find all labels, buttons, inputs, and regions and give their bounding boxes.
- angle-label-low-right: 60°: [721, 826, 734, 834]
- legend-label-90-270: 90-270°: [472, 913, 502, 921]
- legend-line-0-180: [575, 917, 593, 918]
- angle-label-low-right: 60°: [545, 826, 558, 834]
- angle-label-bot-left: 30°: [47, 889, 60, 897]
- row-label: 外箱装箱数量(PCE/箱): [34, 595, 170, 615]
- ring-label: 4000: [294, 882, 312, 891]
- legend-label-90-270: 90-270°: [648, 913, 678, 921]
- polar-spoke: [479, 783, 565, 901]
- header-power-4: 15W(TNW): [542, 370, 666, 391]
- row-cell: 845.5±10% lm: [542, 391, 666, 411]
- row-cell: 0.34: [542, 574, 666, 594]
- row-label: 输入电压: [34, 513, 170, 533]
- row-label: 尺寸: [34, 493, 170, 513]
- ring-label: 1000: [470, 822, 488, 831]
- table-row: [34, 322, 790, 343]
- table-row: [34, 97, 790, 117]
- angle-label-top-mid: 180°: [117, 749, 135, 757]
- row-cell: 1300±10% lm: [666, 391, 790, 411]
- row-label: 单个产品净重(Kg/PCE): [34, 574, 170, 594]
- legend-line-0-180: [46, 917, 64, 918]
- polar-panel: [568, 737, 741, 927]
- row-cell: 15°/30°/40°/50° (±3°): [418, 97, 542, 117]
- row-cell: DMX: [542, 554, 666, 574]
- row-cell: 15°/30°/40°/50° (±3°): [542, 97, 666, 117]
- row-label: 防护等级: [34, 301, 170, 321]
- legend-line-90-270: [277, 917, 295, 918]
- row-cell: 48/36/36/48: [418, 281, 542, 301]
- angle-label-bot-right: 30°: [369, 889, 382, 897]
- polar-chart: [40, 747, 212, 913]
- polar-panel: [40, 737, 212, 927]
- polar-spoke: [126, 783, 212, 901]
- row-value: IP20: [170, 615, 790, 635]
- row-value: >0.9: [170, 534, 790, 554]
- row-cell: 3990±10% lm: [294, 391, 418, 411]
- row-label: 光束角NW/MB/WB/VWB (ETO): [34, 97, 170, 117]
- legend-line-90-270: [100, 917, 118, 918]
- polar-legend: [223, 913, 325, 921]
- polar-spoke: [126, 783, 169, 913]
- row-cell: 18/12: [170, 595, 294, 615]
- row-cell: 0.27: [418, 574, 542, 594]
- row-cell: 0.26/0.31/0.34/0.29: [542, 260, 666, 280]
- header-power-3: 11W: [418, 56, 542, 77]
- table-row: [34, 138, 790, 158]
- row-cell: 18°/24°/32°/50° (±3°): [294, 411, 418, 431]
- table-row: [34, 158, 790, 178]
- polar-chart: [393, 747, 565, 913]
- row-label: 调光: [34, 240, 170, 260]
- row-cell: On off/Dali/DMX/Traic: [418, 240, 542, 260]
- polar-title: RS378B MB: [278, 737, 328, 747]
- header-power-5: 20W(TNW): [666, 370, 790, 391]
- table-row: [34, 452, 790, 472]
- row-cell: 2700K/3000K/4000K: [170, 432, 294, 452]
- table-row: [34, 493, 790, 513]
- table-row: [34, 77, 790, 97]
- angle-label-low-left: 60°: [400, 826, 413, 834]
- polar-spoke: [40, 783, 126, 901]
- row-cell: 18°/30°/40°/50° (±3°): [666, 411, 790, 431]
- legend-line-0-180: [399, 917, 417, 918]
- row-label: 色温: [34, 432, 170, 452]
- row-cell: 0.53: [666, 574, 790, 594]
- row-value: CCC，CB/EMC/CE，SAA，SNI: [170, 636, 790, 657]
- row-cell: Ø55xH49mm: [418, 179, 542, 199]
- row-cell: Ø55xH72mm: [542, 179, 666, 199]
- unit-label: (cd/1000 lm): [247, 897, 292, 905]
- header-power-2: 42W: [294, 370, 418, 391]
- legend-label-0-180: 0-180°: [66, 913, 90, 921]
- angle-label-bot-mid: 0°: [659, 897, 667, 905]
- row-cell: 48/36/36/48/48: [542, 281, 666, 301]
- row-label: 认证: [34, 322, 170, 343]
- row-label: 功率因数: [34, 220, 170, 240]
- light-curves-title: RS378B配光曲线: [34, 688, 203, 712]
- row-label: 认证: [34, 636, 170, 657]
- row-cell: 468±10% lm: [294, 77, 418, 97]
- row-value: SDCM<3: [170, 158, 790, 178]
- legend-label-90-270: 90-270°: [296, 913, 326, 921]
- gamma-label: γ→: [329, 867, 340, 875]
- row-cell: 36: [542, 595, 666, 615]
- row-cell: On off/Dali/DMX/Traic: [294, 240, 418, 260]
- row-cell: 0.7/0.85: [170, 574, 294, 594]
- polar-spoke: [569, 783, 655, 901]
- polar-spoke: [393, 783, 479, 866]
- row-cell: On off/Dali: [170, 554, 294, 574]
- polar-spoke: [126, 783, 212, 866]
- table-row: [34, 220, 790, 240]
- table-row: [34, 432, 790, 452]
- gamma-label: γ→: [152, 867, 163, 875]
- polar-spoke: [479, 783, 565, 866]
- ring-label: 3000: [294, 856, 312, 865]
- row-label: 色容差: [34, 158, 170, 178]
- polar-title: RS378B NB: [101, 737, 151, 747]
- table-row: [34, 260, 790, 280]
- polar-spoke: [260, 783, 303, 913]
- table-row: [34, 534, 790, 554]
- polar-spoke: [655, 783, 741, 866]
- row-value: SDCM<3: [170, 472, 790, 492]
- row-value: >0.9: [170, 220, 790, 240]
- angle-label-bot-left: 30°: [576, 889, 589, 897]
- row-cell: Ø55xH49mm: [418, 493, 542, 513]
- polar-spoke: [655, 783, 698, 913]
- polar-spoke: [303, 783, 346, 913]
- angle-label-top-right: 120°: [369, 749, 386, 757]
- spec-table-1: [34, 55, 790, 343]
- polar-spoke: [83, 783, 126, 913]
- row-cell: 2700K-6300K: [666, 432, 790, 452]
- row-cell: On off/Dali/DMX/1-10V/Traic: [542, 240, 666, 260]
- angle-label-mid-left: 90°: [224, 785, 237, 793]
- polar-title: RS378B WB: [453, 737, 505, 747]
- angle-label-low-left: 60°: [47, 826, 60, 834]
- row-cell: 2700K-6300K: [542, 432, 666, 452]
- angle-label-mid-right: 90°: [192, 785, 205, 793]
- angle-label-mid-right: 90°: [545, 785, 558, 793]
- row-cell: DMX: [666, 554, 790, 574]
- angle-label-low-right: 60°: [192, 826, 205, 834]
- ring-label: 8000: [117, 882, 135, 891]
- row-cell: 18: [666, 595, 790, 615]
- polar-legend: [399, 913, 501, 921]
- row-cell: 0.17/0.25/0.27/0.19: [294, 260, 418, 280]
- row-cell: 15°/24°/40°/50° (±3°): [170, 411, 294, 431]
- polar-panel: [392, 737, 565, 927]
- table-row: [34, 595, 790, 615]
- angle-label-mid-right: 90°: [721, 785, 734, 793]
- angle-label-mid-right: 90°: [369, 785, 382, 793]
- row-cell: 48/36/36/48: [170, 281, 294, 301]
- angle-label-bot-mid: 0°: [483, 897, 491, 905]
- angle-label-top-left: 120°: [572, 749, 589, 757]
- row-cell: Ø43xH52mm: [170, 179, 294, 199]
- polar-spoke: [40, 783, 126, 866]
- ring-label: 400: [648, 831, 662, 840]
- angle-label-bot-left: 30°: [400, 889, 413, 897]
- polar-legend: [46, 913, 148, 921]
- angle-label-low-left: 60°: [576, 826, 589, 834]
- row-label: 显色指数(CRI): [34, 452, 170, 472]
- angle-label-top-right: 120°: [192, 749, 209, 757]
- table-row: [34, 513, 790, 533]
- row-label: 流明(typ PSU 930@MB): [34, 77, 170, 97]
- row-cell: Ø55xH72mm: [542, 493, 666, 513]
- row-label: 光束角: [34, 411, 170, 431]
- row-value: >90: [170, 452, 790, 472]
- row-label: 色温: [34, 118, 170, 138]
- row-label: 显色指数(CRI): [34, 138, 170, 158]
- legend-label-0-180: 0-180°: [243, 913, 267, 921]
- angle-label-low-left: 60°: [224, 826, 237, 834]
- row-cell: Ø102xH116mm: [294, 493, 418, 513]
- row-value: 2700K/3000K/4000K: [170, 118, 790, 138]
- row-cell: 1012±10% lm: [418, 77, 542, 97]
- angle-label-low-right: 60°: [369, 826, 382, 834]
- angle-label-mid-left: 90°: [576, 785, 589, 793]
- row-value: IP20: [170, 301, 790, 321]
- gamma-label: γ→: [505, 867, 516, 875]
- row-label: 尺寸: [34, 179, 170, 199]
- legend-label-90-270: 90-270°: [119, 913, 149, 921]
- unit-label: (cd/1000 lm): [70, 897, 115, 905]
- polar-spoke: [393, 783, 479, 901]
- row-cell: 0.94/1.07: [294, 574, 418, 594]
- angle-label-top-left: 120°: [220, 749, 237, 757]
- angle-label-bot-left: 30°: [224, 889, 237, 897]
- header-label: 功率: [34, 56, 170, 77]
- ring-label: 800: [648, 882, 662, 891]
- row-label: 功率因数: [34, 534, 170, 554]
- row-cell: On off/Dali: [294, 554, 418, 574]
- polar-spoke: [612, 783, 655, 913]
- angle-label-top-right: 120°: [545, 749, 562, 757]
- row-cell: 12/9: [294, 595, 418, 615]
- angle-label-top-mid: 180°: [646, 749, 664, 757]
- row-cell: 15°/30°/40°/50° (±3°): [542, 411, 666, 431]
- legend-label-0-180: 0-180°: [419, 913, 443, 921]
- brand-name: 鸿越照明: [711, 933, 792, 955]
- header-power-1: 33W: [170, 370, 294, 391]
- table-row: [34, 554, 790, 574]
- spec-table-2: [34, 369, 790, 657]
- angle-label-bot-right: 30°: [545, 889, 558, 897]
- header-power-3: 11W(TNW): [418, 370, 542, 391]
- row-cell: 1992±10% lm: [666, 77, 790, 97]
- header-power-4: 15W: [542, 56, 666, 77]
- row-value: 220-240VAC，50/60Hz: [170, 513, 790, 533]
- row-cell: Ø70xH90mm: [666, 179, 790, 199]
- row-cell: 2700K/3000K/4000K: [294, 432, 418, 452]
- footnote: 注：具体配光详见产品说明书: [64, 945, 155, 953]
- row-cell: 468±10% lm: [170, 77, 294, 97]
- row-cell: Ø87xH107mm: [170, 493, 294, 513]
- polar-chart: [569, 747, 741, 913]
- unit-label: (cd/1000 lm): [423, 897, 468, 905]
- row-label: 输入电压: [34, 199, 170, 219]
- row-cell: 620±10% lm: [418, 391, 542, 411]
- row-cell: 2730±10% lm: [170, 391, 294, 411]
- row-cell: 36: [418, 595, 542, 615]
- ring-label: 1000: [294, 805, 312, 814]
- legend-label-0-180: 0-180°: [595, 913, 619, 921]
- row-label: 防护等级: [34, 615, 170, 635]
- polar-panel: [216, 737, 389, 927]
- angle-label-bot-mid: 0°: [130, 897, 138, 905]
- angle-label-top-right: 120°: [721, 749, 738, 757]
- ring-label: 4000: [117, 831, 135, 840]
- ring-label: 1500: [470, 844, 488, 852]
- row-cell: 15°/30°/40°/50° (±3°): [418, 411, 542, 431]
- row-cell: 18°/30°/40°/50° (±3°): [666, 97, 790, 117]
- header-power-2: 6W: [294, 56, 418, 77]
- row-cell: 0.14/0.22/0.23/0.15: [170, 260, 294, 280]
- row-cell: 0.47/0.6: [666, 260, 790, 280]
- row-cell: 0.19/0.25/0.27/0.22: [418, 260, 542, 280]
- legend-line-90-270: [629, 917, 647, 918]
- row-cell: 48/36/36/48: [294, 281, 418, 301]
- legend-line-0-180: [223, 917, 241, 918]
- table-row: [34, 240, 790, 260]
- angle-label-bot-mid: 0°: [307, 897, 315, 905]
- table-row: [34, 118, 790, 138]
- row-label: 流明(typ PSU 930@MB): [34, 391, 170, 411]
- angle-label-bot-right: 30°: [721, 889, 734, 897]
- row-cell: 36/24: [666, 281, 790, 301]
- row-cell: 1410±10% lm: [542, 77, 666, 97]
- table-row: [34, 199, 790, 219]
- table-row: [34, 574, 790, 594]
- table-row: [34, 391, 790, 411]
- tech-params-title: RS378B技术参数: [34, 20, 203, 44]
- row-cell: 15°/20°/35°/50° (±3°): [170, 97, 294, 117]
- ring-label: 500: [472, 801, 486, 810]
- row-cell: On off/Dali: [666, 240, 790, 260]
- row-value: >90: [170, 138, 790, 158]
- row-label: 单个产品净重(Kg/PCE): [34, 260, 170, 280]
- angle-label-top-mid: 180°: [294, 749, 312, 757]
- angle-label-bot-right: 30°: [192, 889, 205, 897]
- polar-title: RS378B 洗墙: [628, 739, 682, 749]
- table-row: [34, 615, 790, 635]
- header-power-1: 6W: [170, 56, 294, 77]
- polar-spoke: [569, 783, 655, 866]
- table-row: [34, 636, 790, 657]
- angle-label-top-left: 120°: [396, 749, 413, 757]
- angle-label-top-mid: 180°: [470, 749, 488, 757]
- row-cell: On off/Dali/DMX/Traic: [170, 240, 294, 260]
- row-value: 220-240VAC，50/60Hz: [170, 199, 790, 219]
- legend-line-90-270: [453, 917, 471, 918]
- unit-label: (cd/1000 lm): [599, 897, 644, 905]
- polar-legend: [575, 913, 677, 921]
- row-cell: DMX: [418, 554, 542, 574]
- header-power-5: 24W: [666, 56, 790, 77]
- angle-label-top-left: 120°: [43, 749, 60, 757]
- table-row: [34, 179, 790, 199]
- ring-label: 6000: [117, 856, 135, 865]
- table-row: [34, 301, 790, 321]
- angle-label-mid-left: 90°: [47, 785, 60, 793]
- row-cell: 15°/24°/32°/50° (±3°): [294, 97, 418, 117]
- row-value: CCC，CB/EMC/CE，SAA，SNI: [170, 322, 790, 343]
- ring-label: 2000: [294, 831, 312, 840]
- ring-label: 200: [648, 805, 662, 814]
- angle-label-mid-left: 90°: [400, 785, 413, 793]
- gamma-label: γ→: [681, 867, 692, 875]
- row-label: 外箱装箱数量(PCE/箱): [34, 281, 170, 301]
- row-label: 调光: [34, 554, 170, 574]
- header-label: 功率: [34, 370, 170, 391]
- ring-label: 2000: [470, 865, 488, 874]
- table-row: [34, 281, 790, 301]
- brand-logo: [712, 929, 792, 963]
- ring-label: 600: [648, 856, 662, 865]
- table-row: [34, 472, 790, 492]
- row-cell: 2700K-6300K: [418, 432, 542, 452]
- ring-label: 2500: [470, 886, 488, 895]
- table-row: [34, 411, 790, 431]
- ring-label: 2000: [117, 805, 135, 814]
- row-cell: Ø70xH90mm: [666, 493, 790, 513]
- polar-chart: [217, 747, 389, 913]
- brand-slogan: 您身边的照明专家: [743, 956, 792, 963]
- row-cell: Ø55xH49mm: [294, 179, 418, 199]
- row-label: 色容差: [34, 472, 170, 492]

━━━

Muestra todas las líneas de arriba que contienen la cadena "unit". Distingue entre mayúsculas y minúsculas.

- unit-label: (cd/1000 lm): [247, 897, 292, 905]
- unit-label: (cd/1000 lm): [70, 897, 115, 905]
- unit-label: (cd/1000 lm): [423, 897, 468, 905]
- unit-label: (cd/1000 lm): [599, 897, 644, 905]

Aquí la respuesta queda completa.